Quoted passage:
┏━━

[Python-Dev] os.path.walk() lacks 'depth first' option

Tim Peters tim.one@comcast.net
Sun, 20 Apr 2003 22:12:42 -0400


[Guido]
> But if I had to do it over again, I wouldn't have added walk() in the
> current form.  I often find it harder to fit a particular program's
> needs in the API offered by walk() than it is to reimplement the walk
> myself.  That's why I'm concerned about adding to it.

We also have another possibility now:  a pathname generator.  Then the funky
callback and mystery-arg ("what's the purpose of the 'arg' arg?" is a
semi-FAQ on c.l.py) bits can go away, and client code could look like:

    for path in walk(root):
        # filter, if you like, via 'if whatever: continue'
        # accumulate state, if you like, in local vars

Or it could look like

    for top, names in walk(root):

or

    for top, dirnames, nondirnames in walk(root):


Here's an implementation of the last flavor.  Besides the more-or-less
obvious topdown argument, note a subtlety:  when topdown is True, the caller
can prune the search by mutating the dirs list yielded to it.  For example,

for top, dirs, nondirs in walk('C:/code/python'):
    print top, dirs, len(nondirs)

┗━━

Dataset extract:
┏━━

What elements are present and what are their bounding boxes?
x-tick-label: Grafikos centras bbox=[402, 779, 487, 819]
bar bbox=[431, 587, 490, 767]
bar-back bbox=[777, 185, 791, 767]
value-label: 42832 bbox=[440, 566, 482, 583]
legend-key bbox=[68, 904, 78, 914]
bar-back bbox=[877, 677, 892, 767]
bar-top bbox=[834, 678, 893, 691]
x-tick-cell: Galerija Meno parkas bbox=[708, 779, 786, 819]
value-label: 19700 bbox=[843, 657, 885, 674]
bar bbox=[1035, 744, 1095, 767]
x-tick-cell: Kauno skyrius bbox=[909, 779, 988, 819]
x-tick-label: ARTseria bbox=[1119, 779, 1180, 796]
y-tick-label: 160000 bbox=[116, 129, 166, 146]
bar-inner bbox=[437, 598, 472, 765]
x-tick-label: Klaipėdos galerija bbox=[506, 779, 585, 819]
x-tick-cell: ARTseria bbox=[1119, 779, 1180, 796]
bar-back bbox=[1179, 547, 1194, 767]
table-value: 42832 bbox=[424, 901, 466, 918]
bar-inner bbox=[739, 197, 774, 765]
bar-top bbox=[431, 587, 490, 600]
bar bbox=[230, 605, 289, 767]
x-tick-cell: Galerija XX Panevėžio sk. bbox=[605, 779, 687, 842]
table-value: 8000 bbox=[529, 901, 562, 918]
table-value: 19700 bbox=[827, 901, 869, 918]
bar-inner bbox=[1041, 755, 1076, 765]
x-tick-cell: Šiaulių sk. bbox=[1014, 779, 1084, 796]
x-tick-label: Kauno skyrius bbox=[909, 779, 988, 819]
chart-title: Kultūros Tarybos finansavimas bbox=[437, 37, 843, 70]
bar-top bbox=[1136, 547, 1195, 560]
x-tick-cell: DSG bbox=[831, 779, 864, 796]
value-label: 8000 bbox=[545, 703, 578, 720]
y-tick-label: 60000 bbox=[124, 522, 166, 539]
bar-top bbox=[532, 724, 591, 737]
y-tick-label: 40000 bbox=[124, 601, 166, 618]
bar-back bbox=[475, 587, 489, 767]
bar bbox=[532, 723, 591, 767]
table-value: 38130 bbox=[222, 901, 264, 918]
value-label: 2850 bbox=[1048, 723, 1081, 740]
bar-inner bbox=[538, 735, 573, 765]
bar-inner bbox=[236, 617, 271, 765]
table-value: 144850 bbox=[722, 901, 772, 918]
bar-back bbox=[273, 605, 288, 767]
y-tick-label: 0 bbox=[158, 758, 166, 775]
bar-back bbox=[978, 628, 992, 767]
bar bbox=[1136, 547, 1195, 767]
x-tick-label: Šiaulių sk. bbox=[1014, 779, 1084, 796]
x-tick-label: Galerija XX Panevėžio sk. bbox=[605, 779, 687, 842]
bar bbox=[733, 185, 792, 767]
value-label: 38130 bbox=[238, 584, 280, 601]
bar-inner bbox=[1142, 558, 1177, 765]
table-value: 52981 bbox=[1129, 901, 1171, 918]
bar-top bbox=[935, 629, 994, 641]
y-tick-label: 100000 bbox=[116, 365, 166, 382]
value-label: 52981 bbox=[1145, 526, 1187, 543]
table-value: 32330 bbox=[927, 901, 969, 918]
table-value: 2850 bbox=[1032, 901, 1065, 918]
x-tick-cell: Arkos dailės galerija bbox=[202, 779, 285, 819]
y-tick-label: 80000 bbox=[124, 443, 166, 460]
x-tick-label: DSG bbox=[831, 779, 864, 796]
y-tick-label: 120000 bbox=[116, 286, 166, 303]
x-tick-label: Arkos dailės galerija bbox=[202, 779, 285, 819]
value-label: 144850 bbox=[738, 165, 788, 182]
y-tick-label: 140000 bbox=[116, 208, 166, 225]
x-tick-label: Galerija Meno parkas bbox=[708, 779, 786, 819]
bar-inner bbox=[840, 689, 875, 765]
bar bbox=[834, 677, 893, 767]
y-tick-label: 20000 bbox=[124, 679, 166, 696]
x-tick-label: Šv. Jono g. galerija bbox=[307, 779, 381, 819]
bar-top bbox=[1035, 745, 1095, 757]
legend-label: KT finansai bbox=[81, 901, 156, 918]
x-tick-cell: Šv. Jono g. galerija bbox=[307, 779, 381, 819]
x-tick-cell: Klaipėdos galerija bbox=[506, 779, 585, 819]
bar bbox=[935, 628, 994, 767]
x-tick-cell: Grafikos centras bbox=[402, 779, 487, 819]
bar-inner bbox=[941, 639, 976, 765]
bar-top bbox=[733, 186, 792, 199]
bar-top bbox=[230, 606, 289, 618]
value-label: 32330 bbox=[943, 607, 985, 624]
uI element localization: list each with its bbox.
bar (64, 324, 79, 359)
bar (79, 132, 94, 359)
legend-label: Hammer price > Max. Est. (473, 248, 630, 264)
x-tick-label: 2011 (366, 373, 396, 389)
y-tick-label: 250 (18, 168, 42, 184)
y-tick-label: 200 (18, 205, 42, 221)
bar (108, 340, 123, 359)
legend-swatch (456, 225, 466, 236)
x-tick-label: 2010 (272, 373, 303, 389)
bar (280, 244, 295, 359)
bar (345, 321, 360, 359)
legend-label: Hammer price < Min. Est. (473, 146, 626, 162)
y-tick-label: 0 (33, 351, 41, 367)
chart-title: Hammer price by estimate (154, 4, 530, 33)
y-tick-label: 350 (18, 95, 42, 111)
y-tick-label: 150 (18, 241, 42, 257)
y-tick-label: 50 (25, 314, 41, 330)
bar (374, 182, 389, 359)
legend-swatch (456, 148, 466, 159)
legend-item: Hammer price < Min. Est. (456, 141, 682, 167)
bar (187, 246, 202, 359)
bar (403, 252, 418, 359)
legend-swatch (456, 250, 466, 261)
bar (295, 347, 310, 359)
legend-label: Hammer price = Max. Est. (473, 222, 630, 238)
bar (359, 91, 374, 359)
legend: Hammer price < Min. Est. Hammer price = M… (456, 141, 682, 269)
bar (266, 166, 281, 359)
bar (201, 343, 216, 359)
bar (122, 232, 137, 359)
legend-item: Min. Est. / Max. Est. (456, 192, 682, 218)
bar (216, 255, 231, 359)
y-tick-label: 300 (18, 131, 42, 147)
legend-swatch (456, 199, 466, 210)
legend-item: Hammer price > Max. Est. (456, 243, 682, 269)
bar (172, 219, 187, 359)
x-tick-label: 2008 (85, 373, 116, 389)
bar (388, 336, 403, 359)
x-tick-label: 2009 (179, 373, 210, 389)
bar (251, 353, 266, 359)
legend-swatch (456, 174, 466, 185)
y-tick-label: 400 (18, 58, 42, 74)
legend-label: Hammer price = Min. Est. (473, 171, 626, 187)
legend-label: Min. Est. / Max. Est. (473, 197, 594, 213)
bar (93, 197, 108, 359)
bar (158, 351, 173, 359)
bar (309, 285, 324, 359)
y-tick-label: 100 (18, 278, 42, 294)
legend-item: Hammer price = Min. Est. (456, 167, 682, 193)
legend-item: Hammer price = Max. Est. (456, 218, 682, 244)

┗━━

Work instructions: Copy the passage from the os.path.walk() post word for word, starting with "Here's an implementation" and going on through "top, dirs, len(nondirs)".

The solution:
Here's an implementation of the last flavor.  Besides the more-or-less
obvious topdown argument, note a subtlety:  when topdown is True, the caller
can prune the search by mutating the dirs list yielded to it.  For example,

for top, dirs, nondirs in walk('C:/code/python'):
    print top, dirs, len(nondirs)